═══ Document

On Tue, Jul 15, 2008 at 12:19:31AM +0200, Lea Wiemann wrote:
> > First, I don't think it's good idea at all to put the pipe-related stuff
> > to Git::Repo - this is botched up API just like the current one.
> 
> Well, they're more like helper methods.  Since they don't fit into the
> design goals of the Git::Repo API at all, I'd suggest we just
> underscore-prefix them and take them out of the man page.  (The only
> reason why I hadn't done this is that gitweb uses $repo->cmd_output
> extensively, so it'd end up with a lot of underscore calls.  But I
> suppose we can either alias _cmd_output to cmd_output in gitweb's
> CachedRepo subclass, or live with $repo->_cmd_output calls.)  Does
> underscore-prefixing sound good to you?

I think this is one problematic point we keep hitting - my opinion is
that we _need_ such a wrapper _publically_, because it tends to be
actually the main use-case of Git.pm, and that this wrapper should be:

	(i) both available standalone for commands like ls-remote

	(ii) and available as part of Git::Repo instance, to have the
	right arguments passed to Git automagically

So you define cmd_output() and seem to argue that this command should
not be called directly and is not interesting for the outside. But the
experience shows that the pipe interface is actually the _most_ used
part of the Git Perl API, and in fact you mentioned that as part of your
gitweb migration to Git::Repo, you will temporarily introduce calls to
_cmd_output(), the "internal" API. :-) Sure, it's only temporary, but
many won't have the luxury to adjust the Git::Repo API to provide all
the operations they need, and ultimately they will need to defer to the
pipe interface.

══════
═══ Data extract

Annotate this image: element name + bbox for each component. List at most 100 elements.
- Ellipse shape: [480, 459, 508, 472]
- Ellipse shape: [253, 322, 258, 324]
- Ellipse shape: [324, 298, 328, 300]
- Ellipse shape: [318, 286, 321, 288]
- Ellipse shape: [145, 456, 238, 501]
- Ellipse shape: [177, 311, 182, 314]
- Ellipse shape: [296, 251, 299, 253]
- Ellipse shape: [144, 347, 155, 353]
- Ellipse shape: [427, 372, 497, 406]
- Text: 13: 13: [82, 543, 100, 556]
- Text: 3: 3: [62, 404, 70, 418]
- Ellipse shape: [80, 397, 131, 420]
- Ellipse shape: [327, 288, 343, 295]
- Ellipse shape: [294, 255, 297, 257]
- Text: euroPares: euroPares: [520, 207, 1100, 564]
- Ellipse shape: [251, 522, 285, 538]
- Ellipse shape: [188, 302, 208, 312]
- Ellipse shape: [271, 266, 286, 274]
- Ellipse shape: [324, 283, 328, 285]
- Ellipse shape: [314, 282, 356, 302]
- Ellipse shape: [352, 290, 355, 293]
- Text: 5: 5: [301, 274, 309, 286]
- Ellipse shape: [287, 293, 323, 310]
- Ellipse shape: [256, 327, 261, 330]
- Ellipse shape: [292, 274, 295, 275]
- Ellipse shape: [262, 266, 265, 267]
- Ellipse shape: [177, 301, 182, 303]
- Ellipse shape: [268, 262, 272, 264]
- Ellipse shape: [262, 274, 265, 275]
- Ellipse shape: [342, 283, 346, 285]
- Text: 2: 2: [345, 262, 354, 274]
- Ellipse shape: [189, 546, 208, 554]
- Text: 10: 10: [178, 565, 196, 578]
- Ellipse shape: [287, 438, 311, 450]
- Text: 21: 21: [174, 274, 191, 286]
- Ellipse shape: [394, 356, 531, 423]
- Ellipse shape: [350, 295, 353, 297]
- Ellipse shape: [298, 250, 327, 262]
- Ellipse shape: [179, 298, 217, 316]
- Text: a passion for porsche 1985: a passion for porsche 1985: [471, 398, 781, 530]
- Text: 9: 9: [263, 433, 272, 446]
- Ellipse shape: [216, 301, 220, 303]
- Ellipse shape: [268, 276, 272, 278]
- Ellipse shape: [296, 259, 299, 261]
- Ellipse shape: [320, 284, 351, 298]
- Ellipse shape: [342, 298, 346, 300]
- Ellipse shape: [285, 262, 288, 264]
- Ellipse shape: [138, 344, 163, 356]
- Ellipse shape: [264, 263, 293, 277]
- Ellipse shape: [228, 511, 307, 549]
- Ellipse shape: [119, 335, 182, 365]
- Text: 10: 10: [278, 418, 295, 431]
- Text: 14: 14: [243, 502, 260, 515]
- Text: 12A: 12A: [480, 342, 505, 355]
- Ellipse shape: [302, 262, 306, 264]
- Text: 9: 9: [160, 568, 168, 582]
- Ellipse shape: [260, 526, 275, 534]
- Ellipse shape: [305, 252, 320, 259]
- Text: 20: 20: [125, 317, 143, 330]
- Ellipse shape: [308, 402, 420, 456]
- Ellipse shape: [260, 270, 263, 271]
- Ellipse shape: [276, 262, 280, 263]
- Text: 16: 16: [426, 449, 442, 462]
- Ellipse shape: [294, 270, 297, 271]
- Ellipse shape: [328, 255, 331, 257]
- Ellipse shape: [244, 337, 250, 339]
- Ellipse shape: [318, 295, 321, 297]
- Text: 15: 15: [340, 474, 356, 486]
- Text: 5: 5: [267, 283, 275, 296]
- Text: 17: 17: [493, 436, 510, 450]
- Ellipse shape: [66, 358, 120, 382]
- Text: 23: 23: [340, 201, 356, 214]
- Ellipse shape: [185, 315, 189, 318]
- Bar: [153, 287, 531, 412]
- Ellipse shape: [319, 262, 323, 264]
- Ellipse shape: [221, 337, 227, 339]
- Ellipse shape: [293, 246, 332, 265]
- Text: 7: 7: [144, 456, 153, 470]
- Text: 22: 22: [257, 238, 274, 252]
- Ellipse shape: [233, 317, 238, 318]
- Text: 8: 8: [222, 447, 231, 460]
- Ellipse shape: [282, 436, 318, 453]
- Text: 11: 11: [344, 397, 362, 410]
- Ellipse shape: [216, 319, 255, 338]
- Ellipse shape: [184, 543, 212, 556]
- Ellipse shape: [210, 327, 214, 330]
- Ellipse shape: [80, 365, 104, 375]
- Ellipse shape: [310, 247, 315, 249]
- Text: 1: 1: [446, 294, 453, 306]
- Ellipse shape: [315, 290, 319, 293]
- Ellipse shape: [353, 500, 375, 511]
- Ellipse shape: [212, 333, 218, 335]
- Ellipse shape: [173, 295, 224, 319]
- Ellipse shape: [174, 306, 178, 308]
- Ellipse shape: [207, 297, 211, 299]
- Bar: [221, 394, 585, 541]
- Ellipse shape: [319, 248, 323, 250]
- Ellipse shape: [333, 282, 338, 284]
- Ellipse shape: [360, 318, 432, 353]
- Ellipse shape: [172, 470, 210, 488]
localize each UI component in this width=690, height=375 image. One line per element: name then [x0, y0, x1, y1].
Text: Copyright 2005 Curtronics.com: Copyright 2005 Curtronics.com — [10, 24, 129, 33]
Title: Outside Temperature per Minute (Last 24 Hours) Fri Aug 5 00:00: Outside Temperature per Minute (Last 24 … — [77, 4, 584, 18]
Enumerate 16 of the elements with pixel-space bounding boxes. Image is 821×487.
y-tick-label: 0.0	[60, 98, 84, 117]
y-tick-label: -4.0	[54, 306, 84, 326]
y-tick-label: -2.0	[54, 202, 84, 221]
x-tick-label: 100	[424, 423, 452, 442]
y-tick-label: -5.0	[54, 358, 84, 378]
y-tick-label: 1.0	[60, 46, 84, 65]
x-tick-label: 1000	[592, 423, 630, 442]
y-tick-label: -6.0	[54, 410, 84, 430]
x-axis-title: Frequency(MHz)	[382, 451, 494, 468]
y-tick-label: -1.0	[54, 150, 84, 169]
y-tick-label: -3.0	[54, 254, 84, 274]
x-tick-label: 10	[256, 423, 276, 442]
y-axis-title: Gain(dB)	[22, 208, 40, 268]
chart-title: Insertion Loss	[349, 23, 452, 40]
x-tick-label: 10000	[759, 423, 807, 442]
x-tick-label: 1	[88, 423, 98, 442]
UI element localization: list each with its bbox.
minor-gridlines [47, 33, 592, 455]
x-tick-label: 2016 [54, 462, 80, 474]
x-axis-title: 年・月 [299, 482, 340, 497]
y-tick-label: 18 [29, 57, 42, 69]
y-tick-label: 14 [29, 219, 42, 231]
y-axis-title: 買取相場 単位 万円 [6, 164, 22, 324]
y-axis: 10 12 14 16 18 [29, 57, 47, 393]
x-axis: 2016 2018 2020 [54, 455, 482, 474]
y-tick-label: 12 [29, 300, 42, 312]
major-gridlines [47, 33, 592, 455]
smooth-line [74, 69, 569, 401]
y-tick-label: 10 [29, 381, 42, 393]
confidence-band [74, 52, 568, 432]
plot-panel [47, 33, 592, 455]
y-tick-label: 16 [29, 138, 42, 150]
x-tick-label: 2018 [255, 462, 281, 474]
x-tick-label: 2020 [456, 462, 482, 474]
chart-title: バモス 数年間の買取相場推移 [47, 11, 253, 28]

══════

- Work instructions
a) Answer these questions about the email on the Git::Repo API:
(i) Which method does gitweb use extensively, according to the quoted reply?
(ii) In which gitweb subclass is aliasing _cmd_output to cmd_output suggested?
(iii) Which command is given as an example of where the wrapper should be available standalone?
b) Carry on the email about the Git::Repo API, starting right after its final sentence.

- Answers to each task
a)
(i) $repo->cmd_output
(ii) CachedRepo
(iii) ls-remote

b)
> > It should be actually very easy to start with moving all the pipe
> > functionality to Git::Command.
> 
> Creating a new (Git::Command) API is very much non-trivial, apart from
> the fact that I'm not convinced that we need Git::Command, and that a
> clean command interface neither falls out of Git.pm nor Git::Repo.

As I said, majority of Git API usage is actually the pipe API. So we
should figure out how to provide it. I agree that it's not immediately
within your scope, but you are introducing new Perl API and this just
needs to be embedded somewhere there consistently.

> >> [Git::Commit->new, Git::Tag->new:]
> >> +Calls to this method are free, since it does not check whether $sha1
> >> +exists and has the right type.  However, accessing any of the commit
> >> +object's properties will fail if $sha1 is not a valid commit object.
> > 
> > This is nice idea, but I'd also provide a well-defined way for the user
> > to verify the object's validity at a good moment; basically, make load()
> > a public method. The user can deal with errors then and rely on
> > error-free behavior later.
> 
> No, you should never pass in an invalid SHA1 in the first place.  The
> above piece of documentation is just a warning that bugs will show up
> delayed.  IOW, this is not the right place to have your error handling.
> 
> If you're getting a SHA1 through the user-interface, check its existence
> with get_sha1 before passing it to the constructor.

But that's an expensive operation, you need extra Git exec for this,
while all the Git commands can do the checks for you, if you give them
the chance.

I was doing pretty much this thing in Cogito (initially out of
necessity) and it made it ungodly slow for any kind of batch operations.

> >> +Note that $sha1 must be the SHA1 of a commit object; tag objects are
> >> +not dereferenced.
> > 
> > Why not?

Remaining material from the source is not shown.